--- START OF Entries provided ---
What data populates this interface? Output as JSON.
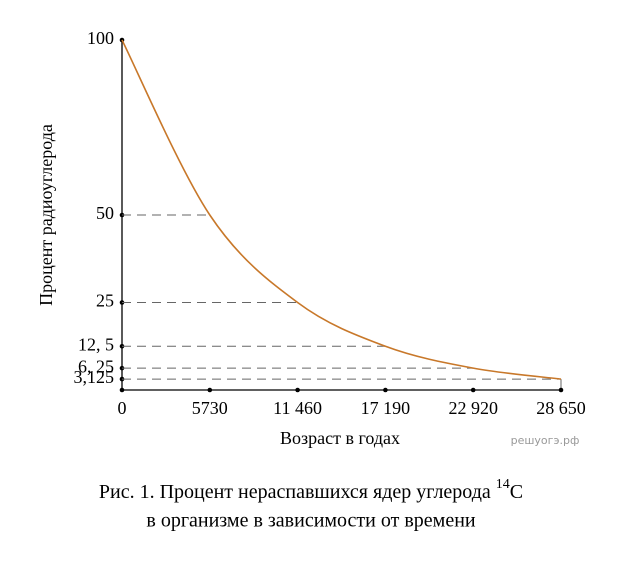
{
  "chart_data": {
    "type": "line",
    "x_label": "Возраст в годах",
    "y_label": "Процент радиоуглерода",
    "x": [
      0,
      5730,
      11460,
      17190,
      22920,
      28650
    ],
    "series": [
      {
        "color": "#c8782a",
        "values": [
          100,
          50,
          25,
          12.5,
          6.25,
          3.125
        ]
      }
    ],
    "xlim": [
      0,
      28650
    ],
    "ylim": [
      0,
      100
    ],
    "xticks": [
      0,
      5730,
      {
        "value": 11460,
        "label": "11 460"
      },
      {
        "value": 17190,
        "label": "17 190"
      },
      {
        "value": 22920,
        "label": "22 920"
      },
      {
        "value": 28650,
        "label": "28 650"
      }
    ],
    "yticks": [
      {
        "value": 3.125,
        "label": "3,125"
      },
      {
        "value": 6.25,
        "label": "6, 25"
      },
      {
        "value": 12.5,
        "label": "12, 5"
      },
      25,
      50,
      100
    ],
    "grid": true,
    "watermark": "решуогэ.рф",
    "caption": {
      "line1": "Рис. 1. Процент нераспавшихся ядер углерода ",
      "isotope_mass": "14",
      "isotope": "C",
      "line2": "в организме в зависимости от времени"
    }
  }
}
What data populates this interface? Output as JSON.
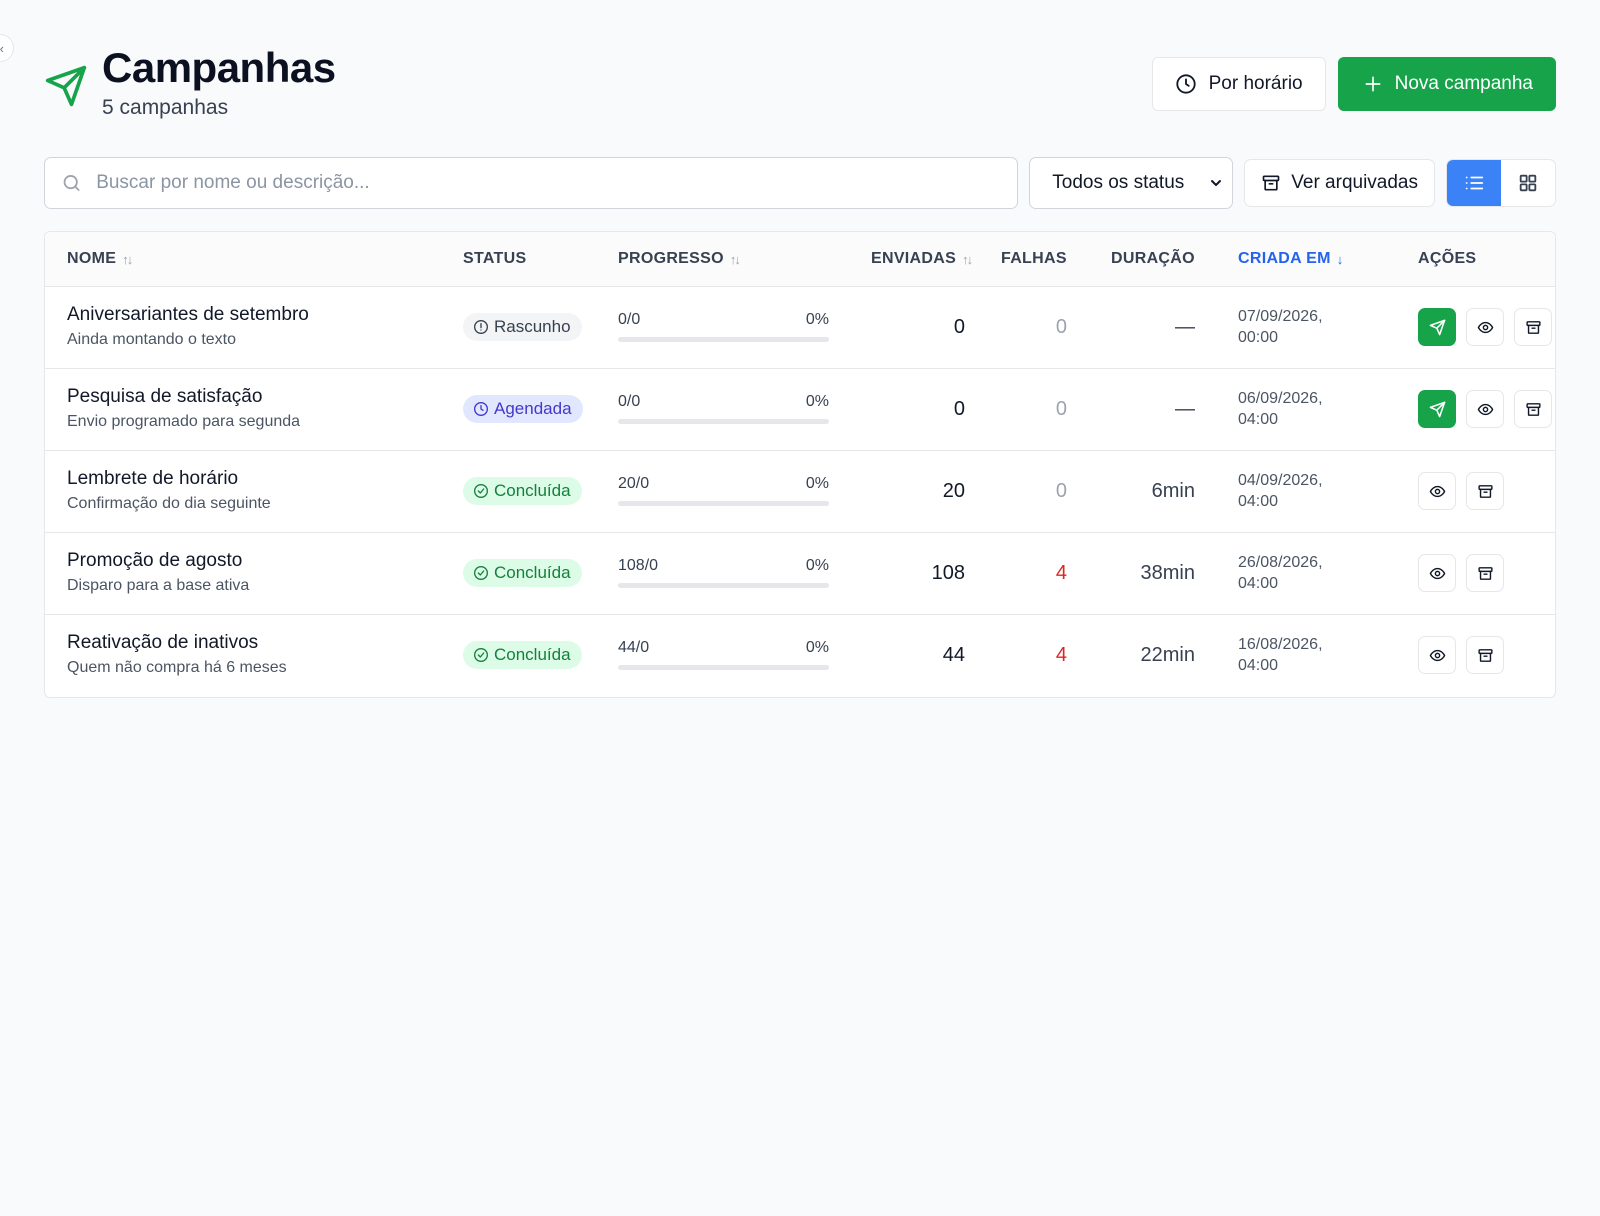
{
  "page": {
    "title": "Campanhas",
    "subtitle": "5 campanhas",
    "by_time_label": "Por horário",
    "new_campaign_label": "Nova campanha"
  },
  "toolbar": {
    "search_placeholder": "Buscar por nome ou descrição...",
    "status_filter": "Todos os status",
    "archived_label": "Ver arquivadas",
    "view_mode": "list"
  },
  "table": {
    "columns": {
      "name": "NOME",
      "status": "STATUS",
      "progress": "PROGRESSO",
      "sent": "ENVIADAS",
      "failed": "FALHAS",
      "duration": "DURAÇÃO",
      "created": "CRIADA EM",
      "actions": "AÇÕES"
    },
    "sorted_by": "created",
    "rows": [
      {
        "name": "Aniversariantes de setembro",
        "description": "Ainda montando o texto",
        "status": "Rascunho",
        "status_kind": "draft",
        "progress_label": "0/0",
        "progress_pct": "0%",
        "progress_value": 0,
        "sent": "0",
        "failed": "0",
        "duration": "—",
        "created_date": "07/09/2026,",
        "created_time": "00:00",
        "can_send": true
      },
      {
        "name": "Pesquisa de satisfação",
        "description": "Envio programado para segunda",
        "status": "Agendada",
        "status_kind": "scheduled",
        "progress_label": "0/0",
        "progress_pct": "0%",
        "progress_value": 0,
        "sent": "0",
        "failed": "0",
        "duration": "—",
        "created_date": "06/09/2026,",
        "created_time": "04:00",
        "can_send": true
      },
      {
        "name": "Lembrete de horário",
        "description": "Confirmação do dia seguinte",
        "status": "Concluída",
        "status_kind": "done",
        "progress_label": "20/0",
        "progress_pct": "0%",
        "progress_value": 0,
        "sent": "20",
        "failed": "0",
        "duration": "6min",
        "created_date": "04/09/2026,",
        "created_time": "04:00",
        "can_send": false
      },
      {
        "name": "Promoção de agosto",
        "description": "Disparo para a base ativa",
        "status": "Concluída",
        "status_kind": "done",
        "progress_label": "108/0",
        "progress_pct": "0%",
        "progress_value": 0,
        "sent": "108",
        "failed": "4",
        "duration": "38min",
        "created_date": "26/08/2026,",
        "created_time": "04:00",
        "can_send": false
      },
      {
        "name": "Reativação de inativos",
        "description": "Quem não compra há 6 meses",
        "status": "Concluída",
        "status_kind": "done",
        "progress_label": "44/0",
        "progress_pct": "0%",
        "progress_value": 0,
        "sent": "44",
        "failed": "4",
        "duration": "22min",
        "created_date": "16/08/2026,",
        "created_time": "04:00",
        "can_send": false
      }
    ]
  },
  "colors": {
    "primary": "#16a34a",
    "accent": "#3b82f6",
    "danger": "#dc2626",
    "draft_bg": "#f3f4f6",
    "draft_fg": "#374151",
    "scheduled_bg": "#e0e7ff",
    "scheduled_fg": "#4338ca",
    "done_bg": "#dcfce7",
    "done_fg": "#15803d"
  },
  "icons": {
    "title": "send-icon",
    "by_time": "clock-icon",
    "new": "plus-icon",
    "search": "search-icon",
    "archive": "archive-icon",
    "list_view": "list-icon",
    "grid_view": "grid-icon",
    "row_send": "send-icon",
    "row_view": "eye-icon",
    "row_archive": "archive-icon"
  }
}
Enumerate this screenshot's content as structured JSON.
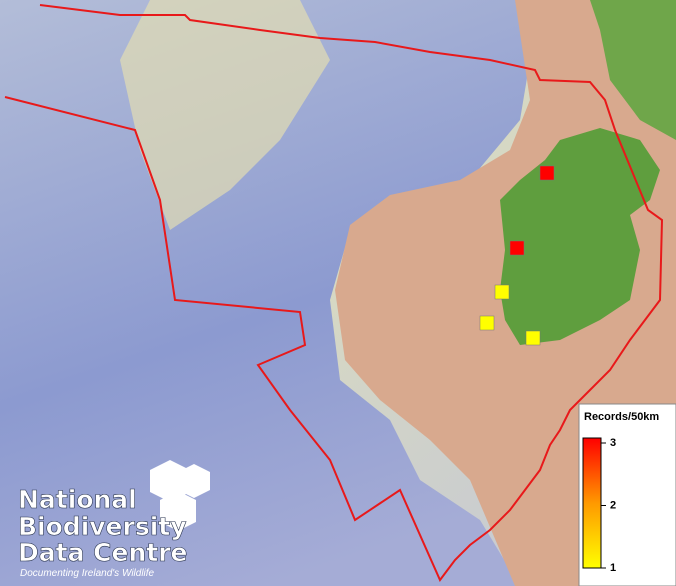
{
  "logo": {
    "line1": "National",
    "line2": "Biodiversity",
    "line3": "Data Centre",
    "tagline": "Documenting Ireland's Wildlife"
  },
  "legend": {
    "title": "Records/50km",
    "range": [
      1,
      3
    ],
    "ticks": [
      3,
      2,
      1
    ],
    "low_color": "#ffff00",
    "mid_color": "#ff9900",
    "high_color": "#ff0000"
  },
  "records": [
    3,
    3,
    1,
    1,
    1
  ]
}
--- END OF Entries provided ---
Written request - Leaving all pictures aside, quote each record exactly.

Answer in full -
What data populates this interface? Output as JSON.
{
  "chart_data": {
    "type": "line",
    "x_label": "Возраст в годах",
    "y_label": "Процент радиоуглерода",
    "x": [
      0,
      5730,
      11460,
      17190,
      22920,
      28650
    ],
    "series": [
      {
        "color": "#c8782a",
        "values": [
          100,
          50,
          25,
          12.5,
          6.25,
          3.125
        ]
      }
    ],
    "xlim": [
      0,
      28650
    ],
    "ylim": [
      0,
      100
    ],
    "xticks": [
      0,
      5730,
      {
        "value": 11460,
        "label": "11 460"
      },
      {
        "value": 17190,
        "label": "17 190"
      },
      {
        "value": 22920,
        "label": "22 920"
      },
      {
        "value": 28650,
        "label": "28 650"
      }
    ],
    "yticks": [
      {
        "value": 3.125,
        "label": "3,125"
      },
      {
        "value": 6.25,
        "label": "6, 25"
      },
      {
        "value": 12.5,
        "label": "12, 5"
      },
      25,
      50,
      100
    ],
    "grid": true,
    "watermark": "решуогэ.рф",
    "caption": {
      "line1": "Рис. 1. Процент нераспавшихся ядер углерода ",
      "isotope_mass": "14",
      "isotope": "C",
      "line2": "в организме в зависимости от времени"
    }
  }
}
What data populates this interface? Output as JSON.
{
  "page": {
    "title": "Campanhas",
    "subtitle": "5 campanhas",
    "by_time_label": "Por horário",
    "new_campaign_label": "Nova campanha"
  },
  "toolbar": {
    "search_placeholder": "Buscar por nome ou descrição...",
    "status_filter": "Todos os status",
    "archived_label": "Ver arquivadas",
    "view_mode": "list"
  },
  "table": {
    "columns": {
      "name": "NOME",
      "status": "STATUS",
      "progress": "PROGRESSO",
      "sent": "ENVIADAS",
      "failed": "FALHAS",
      "duration": "DURAÇÃO",
      "created": "CRIADA EM",
      "actions": "AÇÕES"
    },
    "sorted_by": "created",
    "rows": [
      {
        "name": "Aniversariantes de setembro",
        "description": "Ainda montando o texto",
        "status": "Rascunho",
        "status_kind": "draft",
        "progress_label": "0/0",
        "progress_pct": "0%",
        "progress_value": 0,
        "sent": "0",
        "failed": "0",
        "duration": "—",
        "created_date": "07/09/2026,",
        "created_time": "00:00",
        "can_send": true
      },
      {
        "name": "Pesquisa de satisfação",
        "description": "Envio programado para segunda",
        "status": "Agendada",
        "status_kind": "scheduled",
        "progress_label": "0/0",
        "progress_pct": "0%",
        "progress_value": 0,
        "sent": "0",
        "failed": "0",
        "duration": "—",
        "created_date": "06/09/2026,",
        "created_time": "04:00",
        "can_send": true
      },
      {
        "name": "Lembrete de horário",
        "description": "Confirmação do dia seguinte",
        "status": "Concluída",
        "status_kind": "done",
        "progress_label": "20/0",
        "progress_pct": "0%",
        "progress_value": 0,
        "sent": "20",
        "failed": "0",
        "duration": "6min",
        "created_date": "04/09/2026,",
        "created_time": "04:00",
        "can_send": false
      },
      {
        "name": "Promoção de agosto",
        "description": "Disparo para a base ativa",
        "status": "Concluída",
        "status_kind": "done",
        "progress_label": "108/0",
        "progress_pct": "0%",
        "progress_value": 0,
        "sent": "108",
        "failed": "4",
        "duration": "38min",
        "created_date": "26/08/2026,",
        "created_time": "04:00",
        "can_send": false
      },
      {
        "name": "Reativação de inativos",
        "description": "Quem não compra há 6 meses",
        "status": "Concluída",
        "status_kind": "done",
        "progress_label": "44/0",
        "progress_pct": "0%",
        "progress_value": 0,
        "sent": "44",
        "failed": "4",
        "duration": "22min",
        "created_date": "16/08/2026,",
        "created_time": "04:00",
        "can_send": false
      }
    ]
  },
  "colors": {
    "primary": "#16a34a",
    "accent": "#3b82f6",
    "danger": "#dc2626",
    "draft_bg": "#f3f4f6",
    "draft_fg": "#374151",
    "scheduled_bg": "#e0e7ff",
    "scheduled_fg": "#4338ca",
    "done_bg": "#dcfce7",
    "done_fg": "#15803d"
  },
  "icons": {
    "title": "send-icon",
    "by_time": "clock-icon",
    "new": "plus-icon",
    "search": "search-icon",
    "archive": "archive-icon",
    "list_view": "list-icon",
    "grid_view": "grid-icon",
    "row_send": "send-icon",
    "row_view": "eye-icon",
    "row_archive": "archive-icon"
  }
}
Enumerate this screenshot's content as structured JSON.
{
  "logo": {
    "line1": "National",
    "line2": "Biodiversity",
    "line3": "Data Centre",
    "tagline": "Documenting Ireland's Wildlife"
  },
  "legend": {
    "title": "Records/50km",
    "range": [
      1,
      3
    ],
    "ticks": [
      3,
      2,
      1
    ],
    "low_color": "#ffff00",
    "mid_color": "#ff9900",
    "high_color": "#ff0000"
  },
  "records": [
    3,
    3,
    1,
    1,
    1
  ]
}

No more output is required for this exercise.